Show each line that has the string "ylabel" in it.
====== Supplied records ======
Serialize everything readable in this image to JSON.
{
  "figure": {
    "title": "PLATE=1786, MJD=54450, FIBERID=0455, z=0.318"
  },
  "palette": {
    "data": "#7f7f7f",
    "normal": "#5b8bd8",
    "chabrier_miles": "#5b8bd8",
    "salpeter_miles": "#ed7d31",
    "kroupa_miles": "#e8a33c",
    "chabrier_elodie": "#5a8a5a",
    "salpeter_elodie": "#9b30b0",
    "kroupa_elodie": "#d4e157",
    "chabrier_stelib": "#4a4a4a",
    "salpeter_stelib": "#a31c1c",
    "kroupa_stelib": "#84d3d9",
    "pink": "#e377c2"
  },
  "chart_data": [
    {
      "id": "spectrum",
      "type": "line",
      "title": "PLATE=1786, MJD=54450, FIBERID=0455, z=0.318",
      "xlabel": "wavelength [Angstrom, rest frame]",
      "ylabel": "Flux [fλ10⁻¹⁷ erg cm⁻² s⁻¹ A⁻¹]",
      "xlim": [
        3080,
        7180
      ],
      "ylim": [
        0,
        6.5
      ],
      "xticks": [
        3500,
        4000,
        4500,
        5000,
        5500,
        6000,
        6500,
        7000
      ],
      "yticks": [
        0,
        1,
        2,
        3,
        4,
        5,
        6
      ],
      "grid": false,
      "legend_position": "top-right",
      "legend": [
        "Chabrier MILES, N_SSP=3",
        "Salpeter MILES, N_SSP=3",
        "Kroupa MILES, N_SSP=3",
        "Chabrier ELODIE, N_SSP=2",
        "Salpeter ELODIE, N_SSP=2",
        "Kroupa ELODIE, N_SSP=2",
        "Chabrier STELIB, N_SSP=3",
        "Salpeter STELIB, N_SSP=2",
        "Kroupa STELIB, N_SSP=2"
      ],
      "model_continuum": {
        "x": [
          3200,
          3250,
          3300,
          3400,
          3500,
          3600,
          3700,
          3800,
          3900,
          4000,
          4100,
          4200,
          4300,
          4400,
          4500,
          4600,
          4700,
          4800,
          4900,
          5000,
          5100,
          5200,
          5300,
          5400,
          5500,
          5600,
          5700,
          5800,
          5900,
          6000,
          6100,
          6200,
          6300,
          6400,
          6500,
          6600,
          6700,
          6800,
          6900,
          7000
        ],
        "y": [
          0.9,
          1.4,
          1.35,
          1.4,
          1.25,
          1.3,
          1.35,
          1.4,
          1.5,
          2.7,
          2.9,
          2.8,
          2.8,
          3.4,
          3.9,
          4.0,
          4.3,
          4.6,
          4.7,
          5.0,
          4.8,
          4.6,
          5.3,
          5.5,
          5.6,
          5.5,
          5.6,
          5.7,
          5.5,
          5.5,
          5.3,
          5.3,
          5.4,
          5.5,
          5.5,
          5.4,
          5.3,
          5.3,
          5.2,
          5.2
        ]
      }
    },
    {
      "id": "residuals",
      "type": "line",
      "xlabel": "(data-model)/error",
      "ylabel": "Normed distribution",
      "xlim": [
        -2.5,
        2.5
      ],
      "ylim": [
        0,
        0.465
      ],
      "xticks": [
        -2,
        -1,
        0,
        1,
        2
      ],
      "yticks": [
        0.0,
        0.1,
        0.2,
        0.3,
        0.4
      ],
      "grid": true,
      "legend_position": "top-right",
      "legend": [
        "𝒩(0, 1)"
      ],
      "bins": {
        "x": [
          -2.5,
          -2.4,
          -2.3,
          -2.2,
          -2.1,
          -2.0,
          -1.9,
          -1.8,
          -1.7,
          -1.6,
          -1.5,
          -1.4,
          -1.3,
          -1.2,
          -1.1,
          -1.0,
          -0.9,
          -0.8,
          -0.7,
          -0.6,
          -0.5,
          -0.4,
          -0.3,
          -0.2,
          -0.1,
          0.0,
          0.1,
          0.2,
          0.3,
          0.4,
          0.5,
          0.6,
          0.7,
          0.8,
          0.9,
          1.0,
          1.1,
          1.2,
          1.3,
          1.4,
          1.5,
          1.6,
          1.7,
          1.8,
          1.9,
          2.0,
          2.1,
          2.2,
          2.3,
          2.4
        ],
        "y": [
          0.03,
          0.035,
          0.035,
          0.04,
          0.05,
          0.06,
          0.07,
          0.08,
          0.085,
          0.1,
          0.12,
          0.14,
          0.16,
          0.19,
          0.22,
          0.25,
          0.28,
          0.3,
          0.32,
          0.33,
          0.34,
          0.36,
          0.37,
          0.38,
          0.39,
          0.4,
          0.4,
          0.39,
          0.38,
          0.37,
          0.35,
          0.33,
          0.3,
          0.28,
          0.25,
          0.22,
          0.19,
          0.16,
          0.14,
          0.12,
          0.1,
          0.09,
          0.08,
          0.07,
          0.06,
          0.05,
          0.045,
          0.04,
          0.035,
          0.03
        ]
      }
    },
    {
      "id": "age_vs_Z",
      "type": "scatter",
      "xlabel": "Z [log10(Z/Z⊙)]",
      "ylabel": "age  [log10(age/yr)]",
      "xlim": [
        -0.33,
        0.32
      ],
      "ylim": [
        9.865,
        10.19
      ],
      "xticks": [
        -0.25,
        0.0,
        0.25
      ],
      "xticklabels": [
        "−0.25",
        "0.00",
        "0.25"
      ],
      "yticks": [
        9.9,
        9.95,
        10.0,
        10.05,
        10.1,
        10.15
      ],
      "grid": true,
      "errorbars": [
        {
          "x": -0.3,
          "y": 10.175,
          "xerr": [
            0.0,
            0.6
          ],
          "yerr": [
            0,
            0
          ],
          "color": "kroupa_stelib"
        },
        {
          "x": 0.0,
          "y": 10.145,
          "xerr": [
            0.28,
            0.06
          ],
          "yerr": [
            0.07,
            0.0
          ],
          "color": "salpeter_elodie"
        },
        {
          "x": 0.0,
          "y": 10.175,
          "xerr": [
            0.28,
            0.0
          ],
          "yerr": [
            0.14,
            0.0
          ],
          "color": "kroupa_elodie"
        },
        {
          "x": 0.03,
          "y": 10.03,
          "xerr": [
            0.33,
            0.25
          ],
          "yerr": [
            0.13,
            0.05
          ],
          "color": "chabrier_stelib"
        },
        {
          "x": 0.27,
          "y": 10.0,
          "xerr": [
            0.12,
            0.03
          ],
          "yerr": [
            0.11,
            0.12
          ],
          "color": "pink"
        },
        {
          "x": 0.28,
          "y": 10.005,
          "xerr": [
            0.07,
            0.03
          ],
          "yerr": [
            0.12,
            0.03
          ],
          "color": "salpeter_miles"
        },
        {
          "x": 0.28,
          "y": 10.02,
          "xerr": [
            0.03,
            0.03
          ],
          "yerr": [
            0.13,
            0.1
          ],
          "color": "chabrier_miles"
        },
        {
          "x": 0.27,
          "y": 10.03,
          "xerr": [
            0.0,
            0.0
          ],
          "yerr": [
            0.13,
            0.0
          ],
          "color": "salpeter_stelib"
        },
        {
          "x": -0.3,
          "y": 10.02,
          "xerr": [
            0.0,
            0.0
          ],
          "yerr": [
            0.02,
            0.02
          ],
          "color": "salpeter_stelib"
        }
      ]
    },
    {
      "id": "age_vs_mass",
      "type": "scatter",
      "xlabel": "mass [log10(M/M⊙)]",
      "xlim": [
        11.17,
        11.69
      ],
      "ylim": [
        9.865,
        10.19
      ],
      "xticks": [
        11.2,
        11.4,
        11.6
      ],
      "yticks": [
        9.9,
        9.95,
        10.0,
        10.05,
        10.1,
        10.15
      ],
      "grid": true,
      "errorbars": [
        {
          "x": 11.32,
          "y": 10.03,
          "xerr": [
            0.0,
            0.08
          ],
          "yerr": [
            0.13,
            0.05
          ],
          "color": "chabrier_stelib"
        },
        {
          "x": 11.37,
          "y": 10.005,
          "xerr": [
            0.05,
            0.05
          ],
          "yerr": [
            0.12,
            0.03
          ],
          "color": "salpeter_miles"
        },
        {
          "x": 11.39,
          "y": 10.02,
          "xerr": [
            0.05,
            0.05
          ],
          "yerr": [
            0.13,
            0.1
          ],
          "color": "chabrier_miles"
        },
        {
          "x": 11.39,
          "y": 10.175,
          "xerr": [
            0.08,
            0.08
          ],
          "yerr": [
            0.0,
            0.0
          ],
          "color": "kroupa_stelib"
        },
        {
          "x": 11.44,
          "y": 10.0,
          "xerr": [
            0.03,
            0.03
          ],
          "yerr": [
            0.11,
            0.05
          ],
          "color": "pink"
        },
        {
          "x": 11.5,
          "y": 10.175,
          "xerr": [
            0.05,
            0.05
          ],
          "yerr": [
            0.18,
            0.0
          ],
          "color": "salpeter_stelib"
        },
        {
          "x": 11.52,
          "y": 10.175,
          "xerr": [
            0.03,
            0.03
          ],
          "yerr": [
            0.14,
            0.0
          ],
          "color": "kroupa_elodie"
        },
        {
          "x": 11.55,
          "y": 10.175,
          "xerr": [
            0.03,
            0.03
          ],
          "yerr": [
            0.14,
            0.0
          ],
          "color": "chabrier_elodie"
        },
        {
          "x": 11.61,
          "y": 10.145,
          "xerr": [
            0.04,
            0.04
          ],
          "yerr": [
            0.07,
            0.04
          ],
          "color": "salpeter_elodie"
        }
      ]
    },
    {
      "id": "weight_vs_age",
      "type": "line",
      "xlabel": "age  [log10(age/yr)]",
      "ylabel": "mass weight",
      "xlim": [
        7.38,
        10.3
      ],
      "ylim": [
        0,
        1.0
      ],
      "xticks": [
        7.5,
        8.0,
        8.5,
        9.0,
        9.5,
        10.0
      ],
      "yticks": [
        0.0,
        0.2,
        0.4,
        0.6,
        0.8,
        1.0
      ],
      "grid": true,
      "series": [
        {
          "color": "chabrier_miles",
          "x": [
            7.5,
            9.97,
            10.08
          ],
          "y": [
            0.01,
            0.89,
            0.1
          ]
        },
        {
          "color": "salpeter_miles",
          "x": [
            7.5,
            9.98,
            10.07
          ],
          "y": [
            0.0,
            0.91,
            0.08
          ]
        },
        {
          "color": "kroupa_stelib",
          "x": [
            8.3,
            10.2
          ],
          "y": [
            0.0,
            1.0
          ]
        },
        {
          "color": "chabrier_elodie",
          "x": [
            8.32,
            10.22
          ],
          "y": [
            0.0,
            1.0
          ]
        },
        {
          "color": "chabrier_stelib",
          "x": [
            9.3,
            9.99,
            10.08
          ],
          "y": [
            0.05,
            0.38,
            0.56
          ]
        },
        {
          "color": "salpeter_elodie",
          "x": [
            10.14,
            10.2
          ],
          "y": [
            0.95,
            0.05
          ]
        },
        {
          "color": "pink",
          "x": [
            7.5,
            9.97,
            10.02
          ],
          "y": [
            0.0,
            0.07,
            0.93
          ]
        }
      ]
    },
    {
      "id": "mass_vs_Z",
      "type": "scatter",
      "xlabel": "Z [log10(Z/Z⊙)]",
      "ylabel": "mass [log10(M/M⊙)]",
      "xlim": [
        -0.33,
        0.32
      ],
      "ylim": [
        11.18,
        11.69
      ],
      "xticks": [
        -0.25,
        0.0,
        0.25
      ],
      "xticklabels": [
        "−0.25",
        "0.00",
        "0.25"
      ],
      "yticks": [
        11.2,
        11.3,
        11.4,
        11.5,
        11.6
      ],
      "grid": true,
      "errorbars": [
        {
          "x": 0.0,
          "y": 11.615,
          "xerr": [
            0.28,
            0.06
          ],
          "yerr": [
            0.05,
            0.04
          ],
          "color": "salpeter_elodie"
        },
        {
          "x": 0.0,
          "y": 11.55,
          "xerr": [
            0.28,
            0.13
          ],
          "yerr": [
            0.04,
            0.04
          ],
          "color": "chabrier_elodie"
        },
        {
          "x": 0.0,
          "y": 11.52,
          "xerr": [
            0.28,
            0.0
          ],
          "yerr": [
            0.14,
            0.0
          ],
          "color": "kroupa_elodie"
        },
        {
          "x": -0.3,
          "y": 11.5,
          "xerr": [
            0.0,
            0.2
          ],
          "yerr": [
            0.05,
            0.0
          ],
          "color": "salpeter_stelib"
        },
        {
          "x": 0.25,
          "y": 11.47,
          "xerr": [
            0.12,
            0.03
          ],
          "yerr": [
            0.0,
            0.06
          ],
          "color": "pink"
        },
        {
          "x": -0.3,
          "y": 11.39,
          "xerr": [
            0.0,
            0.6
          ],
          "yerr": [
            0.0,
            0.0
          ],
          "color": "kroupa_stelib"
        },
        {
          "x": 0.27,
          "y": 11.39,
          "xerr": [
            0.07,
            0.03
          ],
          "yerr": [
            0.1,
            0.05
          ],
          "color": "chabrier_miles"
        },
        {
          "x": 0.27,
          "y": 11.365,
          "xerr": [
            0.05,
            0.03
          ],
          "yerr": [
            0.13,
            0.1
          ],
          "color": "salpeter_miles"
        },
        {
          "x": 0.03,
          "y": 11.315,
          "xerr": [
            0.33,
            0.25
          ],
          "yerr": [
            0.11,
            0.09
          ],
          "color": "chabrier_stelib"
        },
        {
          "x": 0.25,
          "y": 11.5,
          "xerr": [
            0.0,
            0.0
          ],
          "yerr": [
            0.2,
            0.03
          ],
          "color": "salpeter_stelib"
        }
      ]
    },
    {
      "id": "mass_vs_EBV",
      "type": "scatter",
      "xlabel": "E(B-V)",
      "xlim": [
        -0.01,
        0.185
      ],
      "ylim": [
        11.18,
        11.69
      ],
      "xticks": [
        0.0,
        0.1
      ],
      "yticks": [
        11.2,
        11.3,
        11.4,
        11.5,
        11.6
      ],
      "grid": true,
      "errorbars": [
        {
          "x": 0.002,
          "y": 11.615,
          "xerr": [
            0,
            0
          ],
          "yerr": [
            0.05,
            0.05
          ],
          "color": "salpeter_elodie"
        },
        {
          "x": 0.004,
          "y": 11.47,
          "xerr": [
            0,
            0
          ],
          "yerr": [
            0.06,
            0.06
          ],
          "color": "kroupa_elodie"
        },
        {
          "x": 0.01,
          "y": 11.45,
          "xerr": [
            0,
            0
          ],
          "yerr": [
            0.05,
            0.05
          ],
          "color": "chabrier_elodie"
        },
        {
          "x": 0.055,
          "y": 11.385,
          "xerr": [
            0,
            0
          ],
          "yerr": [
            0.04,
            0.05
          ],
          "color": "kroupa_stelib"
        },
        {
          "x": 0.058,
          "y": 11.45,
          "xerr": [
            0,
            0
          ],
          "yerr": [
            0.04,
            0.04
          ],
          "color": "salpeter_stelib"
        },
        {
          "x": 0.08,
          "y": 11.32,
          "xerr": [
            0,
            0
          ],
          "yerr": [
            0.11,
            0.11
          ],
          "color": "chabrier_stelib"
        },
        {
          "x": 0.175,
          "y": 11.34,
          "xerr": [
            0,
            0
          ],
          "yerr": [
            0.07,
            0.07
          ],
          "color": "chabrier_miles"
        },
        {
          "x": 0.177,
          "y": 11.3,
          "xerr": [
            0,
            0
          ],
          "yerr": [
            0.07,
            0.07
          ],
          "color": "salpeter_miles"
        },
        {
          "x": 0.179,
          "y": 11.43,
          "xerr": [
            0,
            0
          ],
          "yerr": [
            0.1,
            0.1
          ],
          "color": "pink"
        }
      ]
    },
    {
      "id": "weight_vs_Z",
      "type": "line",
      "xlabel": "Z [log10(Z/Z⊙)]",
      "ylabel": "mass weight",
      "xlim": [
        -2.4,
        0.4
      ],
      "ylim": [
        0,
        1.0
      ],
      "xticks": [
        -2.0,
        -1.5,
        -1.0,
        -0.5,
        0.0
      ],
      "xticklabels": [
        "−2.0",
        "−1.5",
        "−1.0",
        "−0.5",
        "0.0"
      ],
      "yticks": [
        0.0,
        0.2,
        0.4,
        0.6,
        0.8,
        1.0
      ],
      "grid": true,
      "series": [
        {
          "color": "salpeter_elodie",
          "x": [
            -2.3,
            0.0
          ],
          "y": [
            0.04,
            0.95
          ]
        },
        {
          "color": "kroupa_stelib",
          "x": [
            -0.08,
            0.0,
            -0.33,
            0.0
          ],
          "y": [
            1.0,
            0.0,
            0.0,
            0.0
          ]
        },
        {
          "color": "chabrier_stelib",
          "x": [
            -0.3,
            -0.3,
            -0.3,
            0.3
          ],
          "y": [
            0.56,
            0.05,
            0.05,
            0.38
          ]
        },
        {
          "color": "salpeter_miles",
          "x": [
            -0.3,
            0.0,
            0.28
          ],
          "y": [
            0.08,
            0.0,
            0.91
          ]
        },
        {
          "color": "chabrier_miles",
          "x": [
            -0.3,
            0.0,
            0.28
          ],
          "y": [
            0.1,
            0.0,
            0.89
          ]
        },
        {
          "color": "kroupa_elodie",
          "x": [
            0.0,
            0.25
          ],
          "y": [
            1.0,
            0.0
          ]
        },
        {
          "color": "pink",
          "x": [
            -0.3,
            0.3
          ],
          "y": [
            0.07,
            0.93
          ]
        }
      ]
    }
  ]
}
======
### Worked answer
      "ylabel": "Flux [fλ10⁻¹⁷ erg cm⁻² s⁻¹ A⁻¹]",
      "ylabel": "Normed distribution",
      "ylabel": "age  [log10(age/yr)]",
      "ylabel": "mass weight",
      "ylabel": "mass [log10(M/M⊙)]",
      "ylabel": "mass weight",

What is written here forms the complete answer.